Lift out all lines below that contain "territory".

**Dataset records**
+++

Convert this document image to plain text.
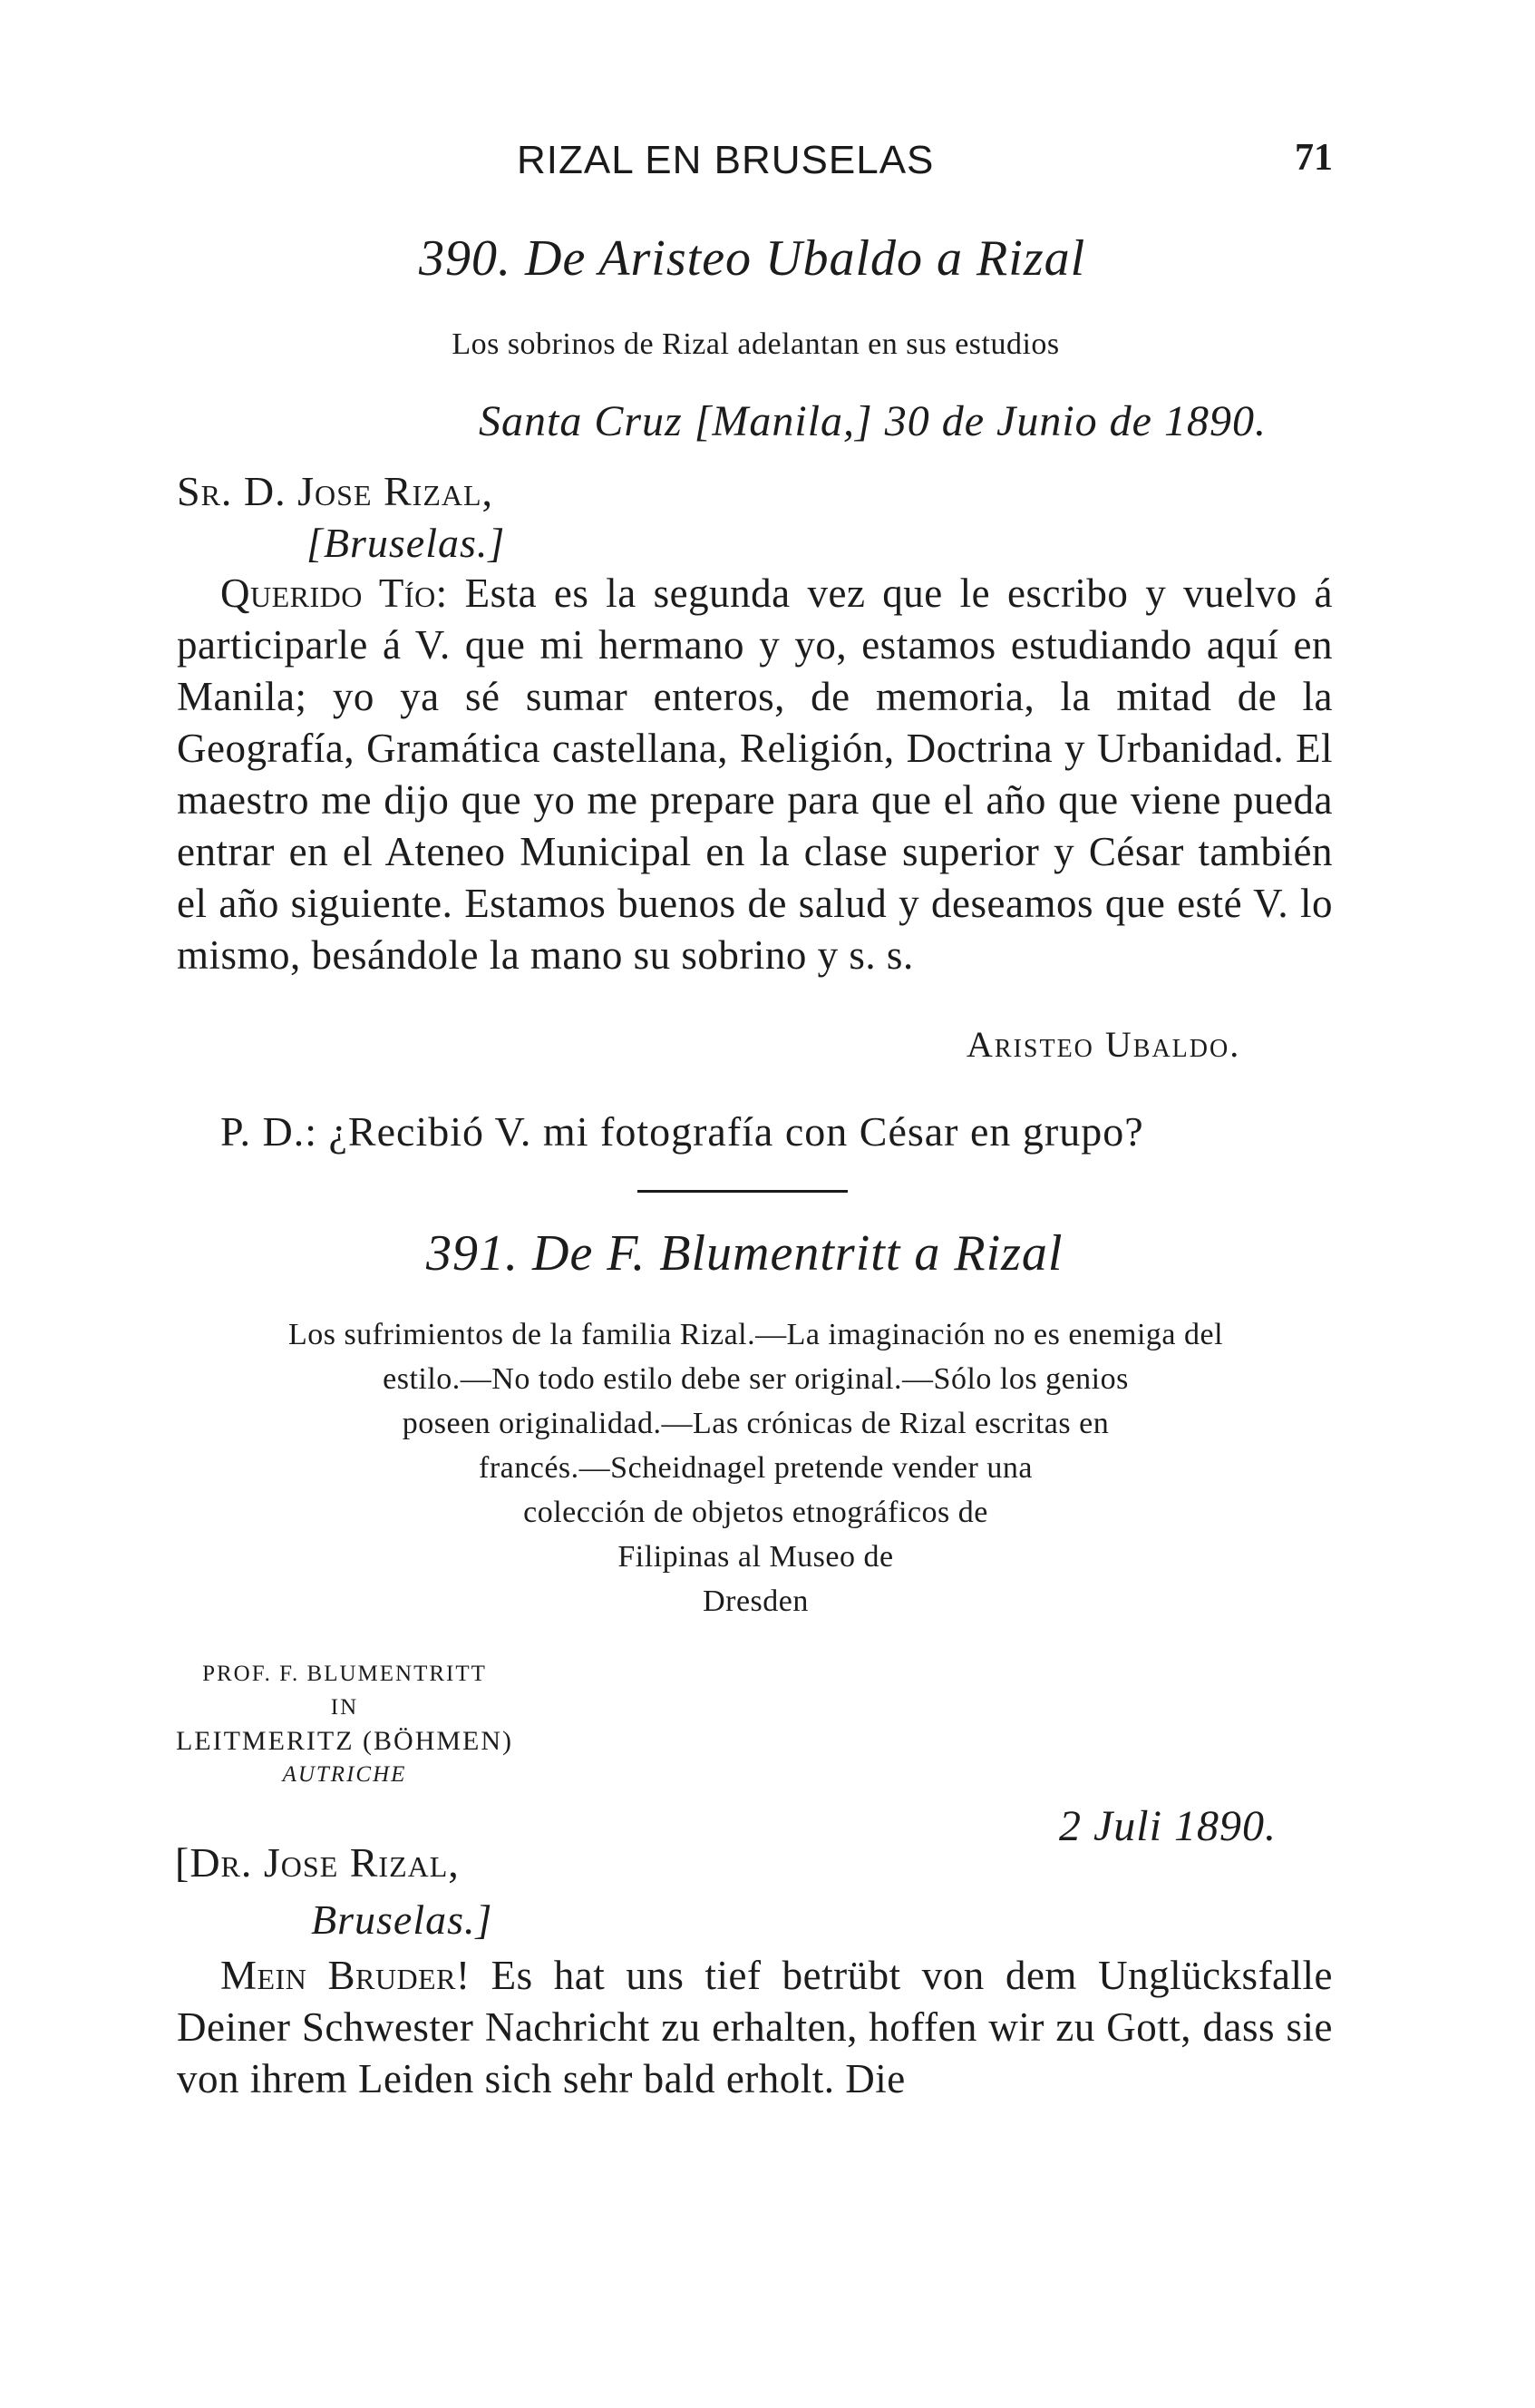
RIZAL EN BRUSELAS	71
390. De Aristeo Ubaldo a Rizal
Los sobrinos de Rizal adelantan en sus estudios
Santa Cruz [Manila,] 30 de Junio de 1890.
Sr. D. Jose Rizal,
[Bruselas.]
Querido Tío: Esta es la segunda vez que le escribo y vuelvo á participarle á V. que mi hermano y yo, estamos estudiando aquí en Manila; yo ya sé sumar enteros, de memoria, la mitad de la Geografía, Gramática castellana, Religión, Doctrina y Urbanidad. El maestro me dijo que yo me prepare para que el año que viene pueda entrar en el Ateneo Municipal en la clase superior y César también el año siguiente. Estamos buenos de salud y deseamos que esté V. lo mismo, besándole la mano su sobrino y s. s.
Aristeo Ubaldo.
P. D.: ¿Recibió V. mi fotografía con César en grupo?
391. De F. Blumentritt a Rizal
Los sufrimientos de la familia Rizal.—La imaginación no es enemiga del
estilo.—No todo estilo debe ser original.—Sólo los genios
poseen originalidad.—Las crónicas de Rizal escritas en
francés.—Scheidnagel pretende vender una
colección de objetos etnográficos de
Filipinas al Museo de
Dresden
PROF. F. BLUMENTRITT
IN
LEITMERITZ (BÖHMEN)
AUTRICHE
2 Juli 1890.
[Dr. Jose Rizal,
Bruselas.]
Mein Bruder! Es hat uns tief betrübt von dem Unglücksfalle Deiner Schwester Nachricht zu erhalten, hoffen wir zu Gott, dass sie von ihrem Leiden sich sehr bald erholt. Die
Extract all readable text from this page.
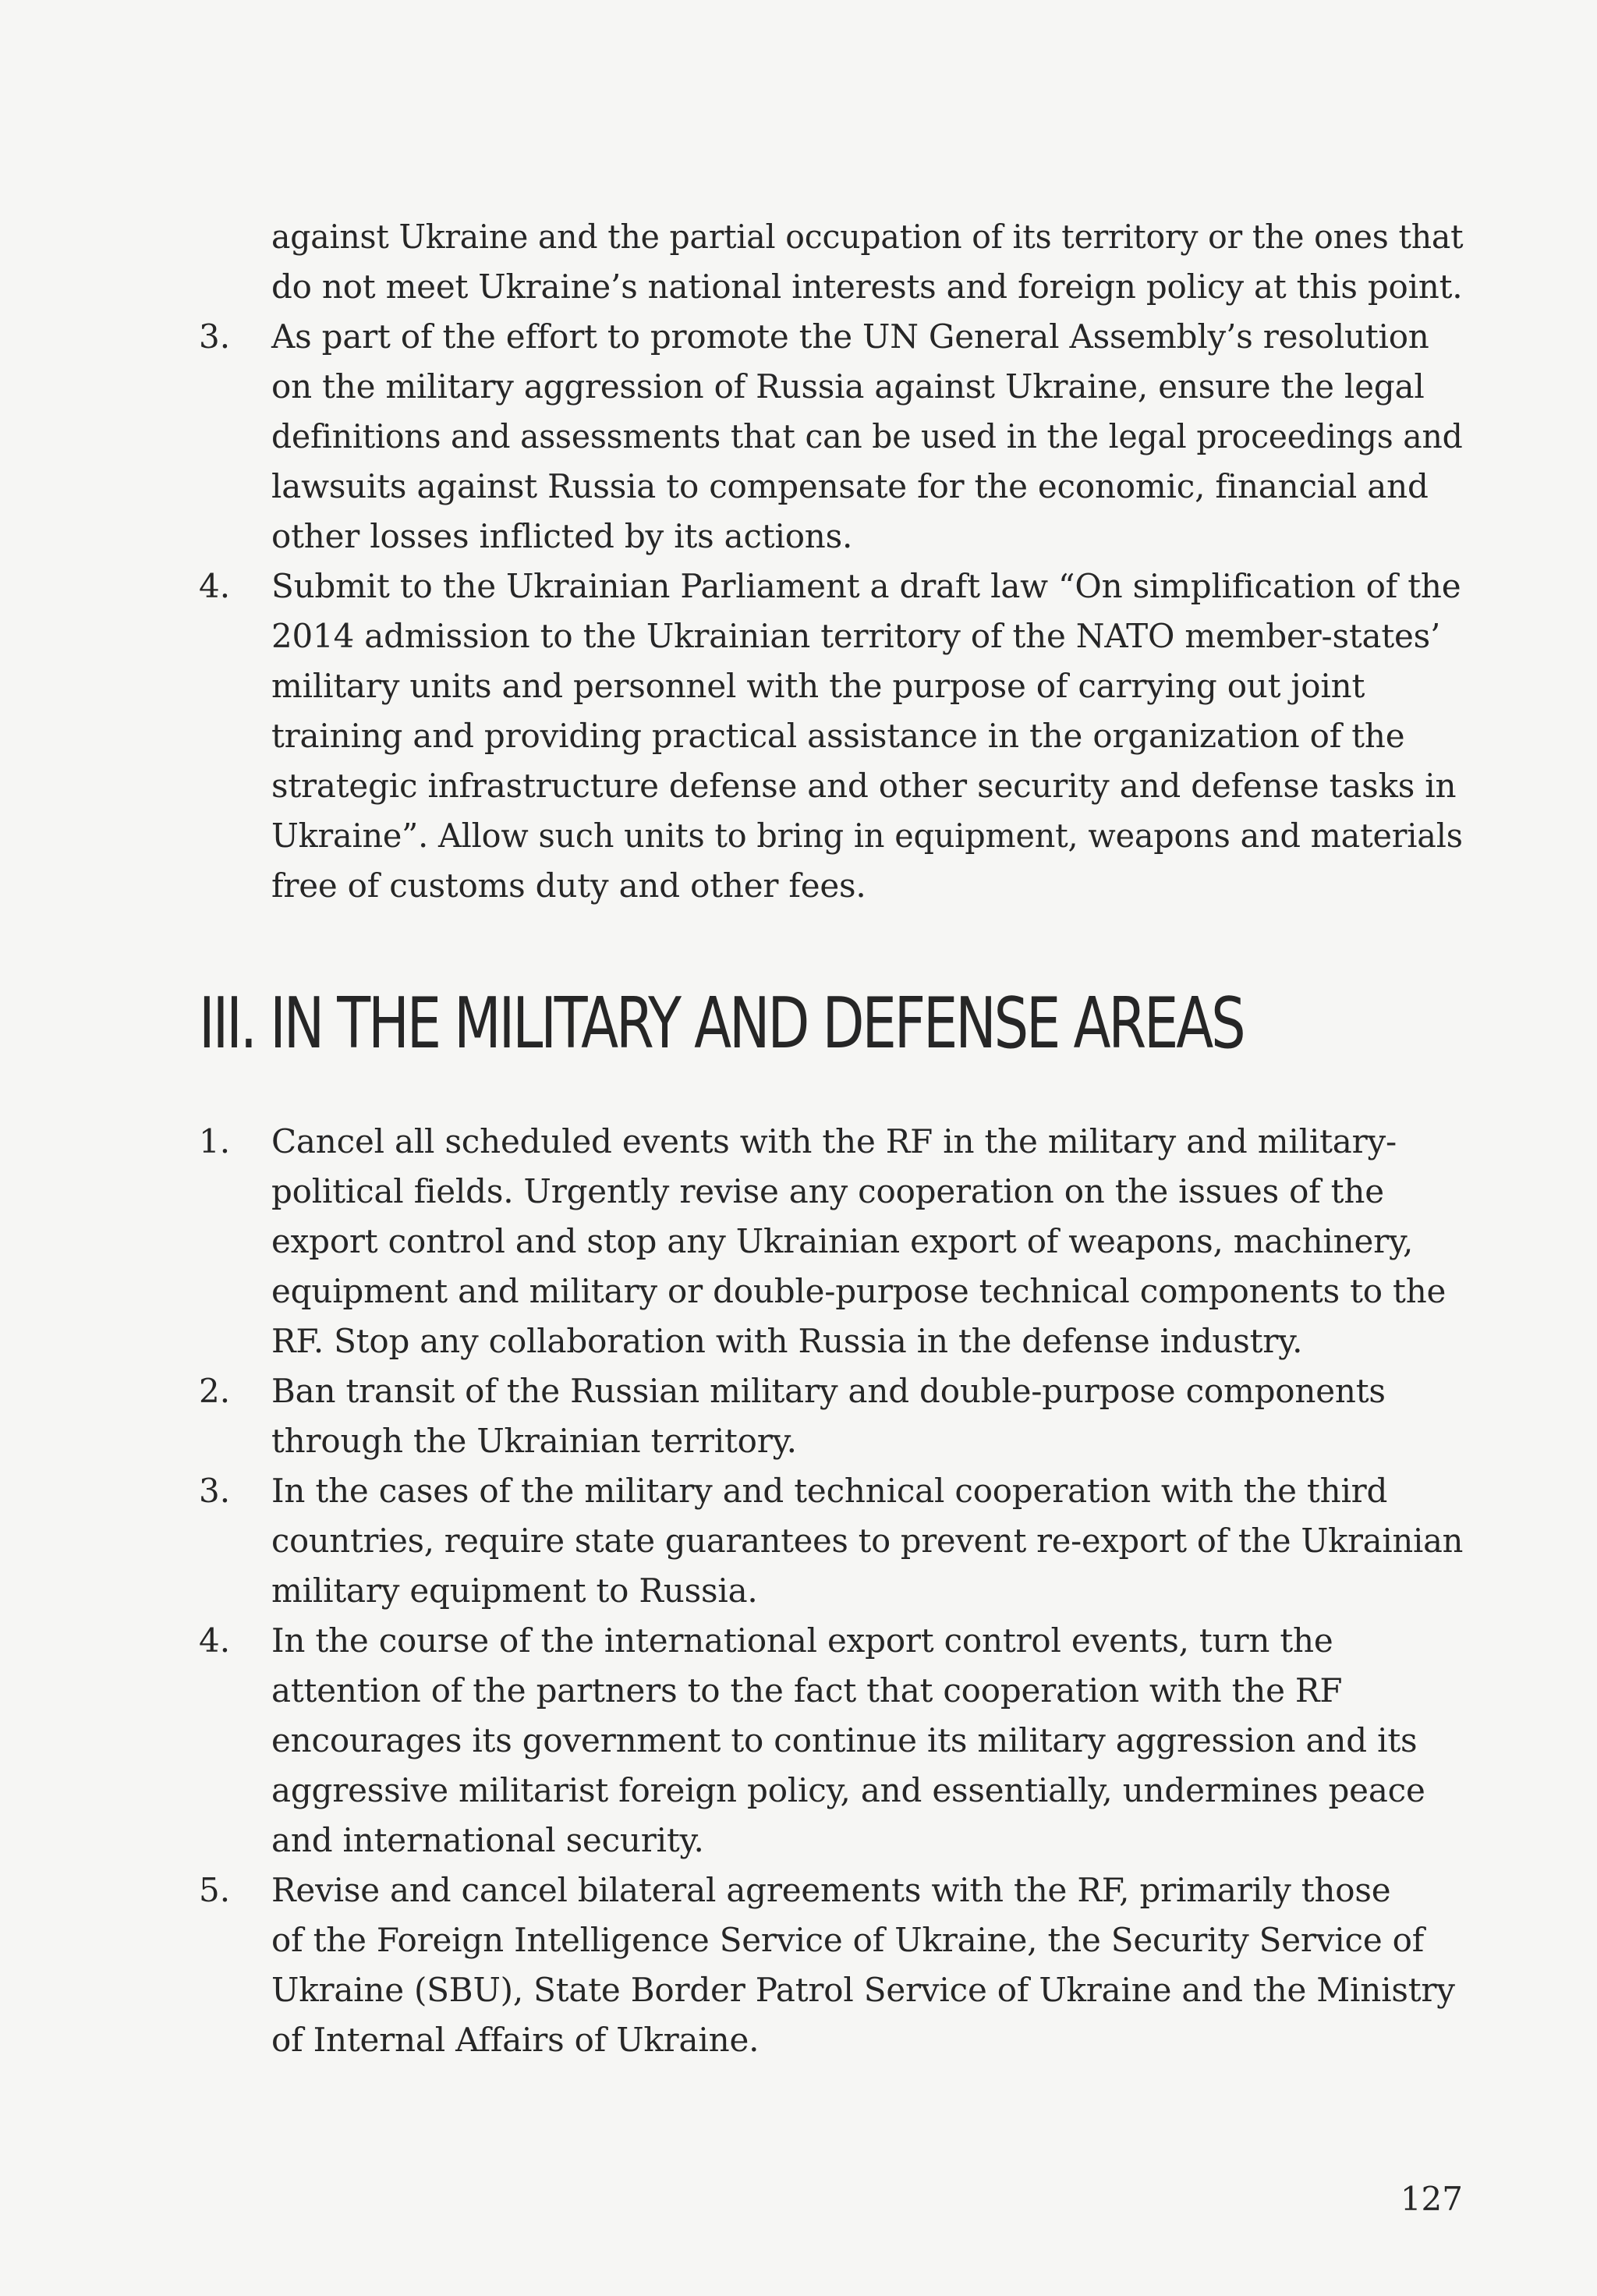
against Ukraine and the partial occupation of its territory or the ones that
do not meet Ukraine’s national interests and foreign policy at this point.
3. As part of the effort to promote the UN General Assembly’s resolution
on the military aggression of Russia against Ukraine, ensure the legal
definitions and assessments that can be used in the legal proceedings and
lawsuits against Russia to compensate for the economic, financial and
other losses inflicted by its actions.
4. Submit to the Ukrainian Parliament a draft law “On simplification of the
2014 admission to the Ukrainian territory of the NATO member-states’
military units and personnel with the purpose of carrying out joint
training and providing practical assistance in the organization of the
strategic infrastructure defense and other security and defense tasks in
Ukraine”. Allow such units to bring in equipment, weapons and materials
free of customs duty and other fees.
III. IN THE MILITARY AND DEFENSE AREAS
1. Cancel all scheduled events with the RF in the military and military-
political fields. Urgently revise any cooperation on the issues of the
export control and stop any Ukrainian export of weapons, machinery,
equipment and military or double-purpose technical components to the
RF. Stop any collaboration with Russia in the defense industry.
2. Ban transit of the Russian military and double-purpose components
through the Ukrainian territory.
3. In the cases of the military and technical cooperation with the third
countries, require state guarantees to prevent re-export of the Ukrainian
military equipment to Russia.
4. In the course of the international export control events, turn the
attention of the partners to the fact that cooperation with the RF
encourages its government to continue its military aggression and its
aggressive militarist foreign policy, and essentially, undermines peace
and international security.
5. Revise and cancel bilateral agreements with the RF, primarily those
of the Foreign Intelligence Service of Ukraine, the Security Service of
Ukraine (SBU), State Border Patrol Service of Ukraine and the Ministry
of Internal Affairs of Ukraine.
127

+++

**WRITTEN RESPONSE**
against Ukraine and the partial occupation of its territory or the ones that
2014 admission to the Ukrainian territory of the NATO member-states’
through the Ukrainian territory.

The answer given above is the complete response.